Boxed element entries
========================================================================
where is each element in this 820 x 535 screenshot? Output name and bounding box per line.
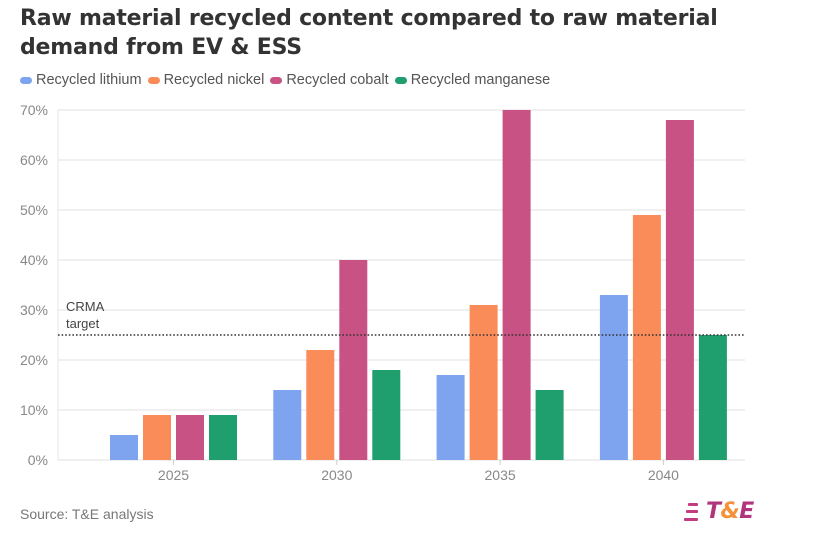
legend-swatch-nickel (147, 76, 160, 84)
y-tick-label: 10% (20, 402, 48, 418)
speed-lines-icon (684, 502, 698, 521)
logo-ampersand: & (720, 499, 740, 524)
legend-label-cobalt: Recycled cobalt (286, 72, 389, 88)
bar-cobalt-2030 (339, 260, 368, 460)
bar-nickel-2035 (469, 305, 498, 460)
crma-label-line2: target (66, 316, 100, 331)
y-tick-label: 30% (20, 302, 48, 318)
x-axis-ticks: 2025 2030 2035 2040 (158, 460, 679, 483)
legend-swatch-cobalt (270, 76, 283, 84)
y-tick-label: 20% (20, 352, 48, 368)
y-tick-label: 70% (20, 102, 48, 118)
bar-nickel-2030 (306, 350, 335, 460)
gridlines (57, 109, 745, 461)
chart-title: Raw material recycled content compared t… (20, 6, 718, 60)
x-tick-label: 2035 (485, 467, 516, 483)
legend-item-nickel: Recycled nickel (147, 72, 265, 88)
y-axis-ticks: 0% 10% 20% 30% 40% 50% 60% 70% (20, 102, 48, 468)
y-tick-label: 50% (20, 202, 48, 218)
legend-item-lithium: Recycled lithium (20, 72, 142, 88)
bar-manganese-2040 (698, 335, 727, 460)
source-note: Source: T&E analysis (20, 506, 154, 522)
legend-label-nickel: Recycled nickel (163, 72, 265, 88)
bar-lithium-2025 (110, 435, 138, 460)
legend: Recycled lithium Recycled nickel Recycle… (20, 70, 556, 90)
crma-label-line1: CRMA (66, 299, 105, 314)
logo-e: E (739, 499, 754, 524)
bar-lithium-2030 (273, 390, 302, 460)
bar-manganese-2030 (372, 370, 401, 460)
bar-lithium-2040 (599, 295, 628, 460)
y-tick-label: 60% (20, 152, 48, 168)
x-tick-label: 2040 (648, 467, 679, 483)
bar-nickel-2040 (632, 215, 661, 460)
crma-target: CRMA target (58, 299, 745, 336)
legend-label-manganese: Recycled manganese (410, 72, 551, 88)
bar-cobalt-2040 (665, 120, 694, 460)
legend-item-manganese: Recycled manganese (394, 72, 551, 88)
logo-text: T&E (706, 499, 754, 524)
y-tick-label: 0% (28, 452, 48, 468)
bar-manganese-2035 (535, 390, 564, 460)
bar-lithium-2035 (436, 375, 465, 460)
te-logo: T&E (684, 499, 754, 524)
legend-swatch-manganese (394, 76, 407, 84)
bar-cobalt-2035 (502, 110, 531, 460)
y-tick-label: 40% (20, 252, 48, 268)
legend-item-cobalt: Recycled cobalt (270, 72, 389, 88)
bar-manganese-2025 (209, 415, 237, 460)
x-tick-label: 2025 (158, 467, 189, 483)
legend-label-lithium: Recycled lithium (36, 72, 142, 88)
bar-cobalt-2025 (176, 415, 204, 460)
x-tick-label: 2030 (321, 467, 352, 483)
bars (110, 110, 727, 460)
logo-t: T (706, 499, 721, 524)
legend-swatch-lithium (20, 76, 32, 84)
bar-nickel-2025 (143, 415, 171, 460)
========================================================================
# EXERCISE
Pull out each line of the data above that contains the string "item", with case counting in the match.

# ANSWER BELOW
legend-item-nickel: Recycled nickel (147, 72, 265, 88)
legend-item-lithium: Recycled lithium (20, 72, 142, 88)
legend-item-manganese: Recycled manganese (394, 72, 551, 88)
legend-item-cobalt: Recycled cobalt (270, 72, 389, 88)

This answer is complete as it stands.